◆ **Available data**:
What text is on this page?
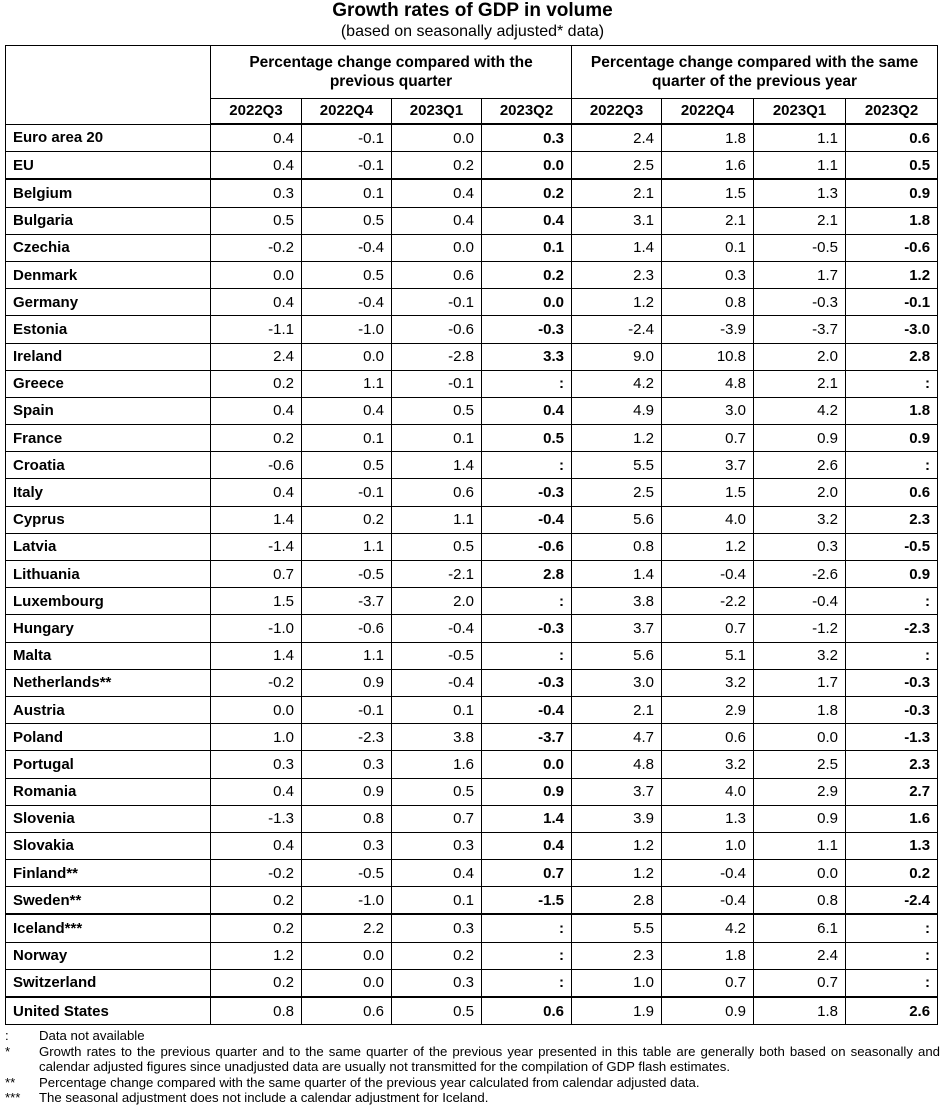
Growth rates of GDP in volume
(based on seasonally adjusted* data)
	Percentage change compared with the previous quarter				Percentage change compared with the same quarter of the previous year			
	2022Q3	2022Q4	2023Q1	2023Q2	2022Q3	2022Q4	2023Q1	2023Q2
Euro area 20	0.4	-0.1	0.0	0.3	2.4	1.8	1.1	0.6
EU	0.4	-0.1	0.2	0.0	2.5	1.6	1.1	0.5
Belgium	0.3	0.1	0.4	0.2	2.1	1.5	1.3	0.9
Bulgaria	0.5	0.5	0.4	0.4	3.1	2.1	2.1	1.8
Czechia	-0.2	-0.4	0.0	0.1	1.4	0.1	-0.5	-0.6
Denmark	0.0	0.5	0.6	0.2	2.3	0.3	1.7	1.2
Germany	0.4	-0.4	-0.1	0.0	1.2	0.8	-0.3	-0.1
Estonia	-1.1	-1.0	-0.6	-0.3	-2.4	-3.9	-3.7	-3.0
Ireland	2.4	0.0	-2.8	3.3	9.0	10.8	2.0	2.8
Greece	0.2	1.1	-0.1	:	4.2	4.8	2.1	:
Spain	0.4	0.4	0.5	0.4	4.9	3.0	4.2	1.8
France	0.2	0.1	0.1	0.5	1.2	0.7	0.9	0.9
Croatia	-0.6	0.5	1.4	:	5.5	3.7	2.6	:
Italy	0.4	-0.1	0.6	-0.3	2.5	1.5	2.0	0.6
Cyprus	1.4	0.2	1.1	-0.4	5.6	4.0	3.2	2.3
Latvia	-1.4	1.1	0.5	-0.6	0.8	1.2	0.3	-0.5
Lithuania	0.7	-0.5	-2.1	2.8	1.4	-0.4	-2.6	0.9
Luxembourg	1.5	-3.7	2.0	:	3.8	-2.2	-0.4	:
Hungary	-1.0	-0.6	-0.4	-0.3	3.7	0.7	-1.2	-2.3
Malta	1.4	1.1	-0.5	:	5.6	5.1	3.2	:
Netherlands**	-0.2	0.9	-0.4	-0.3	3.0	3.2	1.7	-0.3
Austria	0.0	-0.1	0.1	-0.4	2.1	2.9	1.8	-0.3
Poland	1.0	-2.3	3.8	-3.7	4.7	0.6	0.0	-1.3
Portugal	0.3	0.3	1.6	0.0	4.8	3.2	2.5	2.3
Romania	0.4	0.9	0.5	0.9	3.7	4.0	2.9	2.7
Slovenia	-1.3	0.8	0.7	1.4	3.9	1.3	0.9	1.6
Slovakia	0.4	0.3	0.3	0.4	1.2	1.0	1.1	1.3
Finland**	-0.2	-0.5	0.4	0.7	1.2	-0.4	0.0	0.2
Sweden**	0.2	-1.0	0.1	-1.5	2.8	-0.4	0.8	-2.4
Iceland***	0.2	2.2	0.3	:	5.5	4.2	6.1	:
Norway	1.2	0.0	0.2	:	2.3	1.8	2.4	:
Switzerland	0.2	0.0	0.3	:	1.0	0.7	0.7	:
United States	0.8	0.6	0.5	0.6	1.9	0.9	1.8	2.6
:	Data not available
*	Growth rates to the previous quarter and to the same quarter of the previous year presented in this table are generally both based on seasonally and calendar adjusted figures since unadjusted data are usually not transmitted for the compilation of GDP flash estimates.
**	Percentage change compared with the same quarter of the previous year calculated from calendar adjusted data.
***	The seasonal adjustment does not include a calendar adjustment for Iceland.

◆ **Your instructions**: Without the pictures, print the whole listing exactly as given.

◆ **Response to this exercise**:
What text is on this page?
Growth rates of GDP in volume
(based on seasonally adjusted* data)
	Percentage change compared with the previous quarter				Percentage change compared with the same quarter of the previous year			
	2022Q3	2022Q4	2023Q1	2023Q2	2022Q3	2022Q4	2023Q1	2023Q2
Euro area 20	0.4	-0.1	0.0	0.3	2.4	1.8	1.1	0.6
EU	0.4	-0.1	0.2	0.0	2.5	1.6	1.1	0.5
Belgium	0.3	0.1	0.4	0.2	2.1	1.5	1.3	0.9
Bulgaria	0.5	0.5	0.4	0.4	3.1	2.1	2.1	1.8
Czechia	-0.2	-0.4	0.0	0.1	1.4	0.1	-0.5	-0.6
Denmark	0.0	0.5	0.6	0.2	2.3	0.3	1.7	1.2
Germany	0.4	-0.4	-0.1	0.0	1.2	0.8	-0.3	-0.1
Estonia	-1.1	-1.0	-0.6	-0.3	-2.4	-3.9	-3.7	-3.0
Ireland	2.4	0.0	-2.8	3.3	9.0	10.8	2.0	2.8
Greece	0.2	1.1	-0.1	:	4.2	4.8	2.1	:
Spain	0.4	0.4	0.5	0.4	4.9	3.0	4.2	1.8
France	0.2	0.1	0.1	0.5	1.2	0.7	0.9	0.9
Croatia	-0.6	0.5	1.4	:	5.5	3.7	2.6	:
Italy	0.4	-0.1	0.6	-0.3	2.5	1.5	2.0	0.6
Cyprus	1.4	0.2	1.1	-0.4	5.6	4.0	3.2	2.3
Latvia	-1.4	1.1	0.5	-0.6	0.8	1.2	0.3	-0.5
Lithuania	0.7	-0.5	-2.1	2.8	1.4	-0.4	-2.6	0.9
Luxembourg	1.5	-3.7	2.0	:	3.8	-2.2	-0.4	:
Hungary	-1.0	-0.6	-0.4	-0.3	3.7	0.7	-1.2	-2.3
Malta	1.4	1.1	-0.5	:	5.6	5.1	3.2	:
Netherlands**	-0.2	0.9	-0.4	-0.3	3.0	3.2	1.7	-0.3
Austria	0.0	-0.1	0.1	-0.4	2.1	2.9	1.8	-0.3
Poland	1.0	-2.3	3.8	-3.7	4.7	0.6	0.0	-1.3
Portugal	0.3	0.3	1.6	0.0	4.8	3.2	2.5	2.3
Romania	0.4	0.9	0.5	0.9	3.7	4.0	2.9	2.7
Slovenia	-1.3	0.8	0.7	1.4	3.9	1.3	0.9	1.6
Slovakia	0.4	0.3	0.3	0.4	1.2	1.0	1.1	1.3
Finland**	-0.2	-0.5	0.4	0.7	1.2	-0.4	0.0	0.2
Sweden**	0.2	-1.0	0.1	-1.5	2.8	-0.4	0.8	-2.4
Iceland***	0.2	2.2	0.3	:	5.5	4.2	6.1	:
Norway	1.2	0.0	0.2	:	2.3	1.8	2.4	:
Switzerland	0.2	0.0	0.3	:	1.0	0.7	0.7	:
United States	0.8	0.6	0.5	0.6	1.9	0.9	1.8	2.6
:	Data not available
*	Growth rates to the previous quarter and to the same quarter of the previous year presented in this table are generally both based on seasonally and calendar adjusted figures since unadjusted data are usually not transmitted for the compilation of GDP flash estimates.
**	Percentage change compared with the same quarter of the previous year calculated from calendar adjusted data.
***	The seasonal adjustment does not include a calendar adjustment for Iceland.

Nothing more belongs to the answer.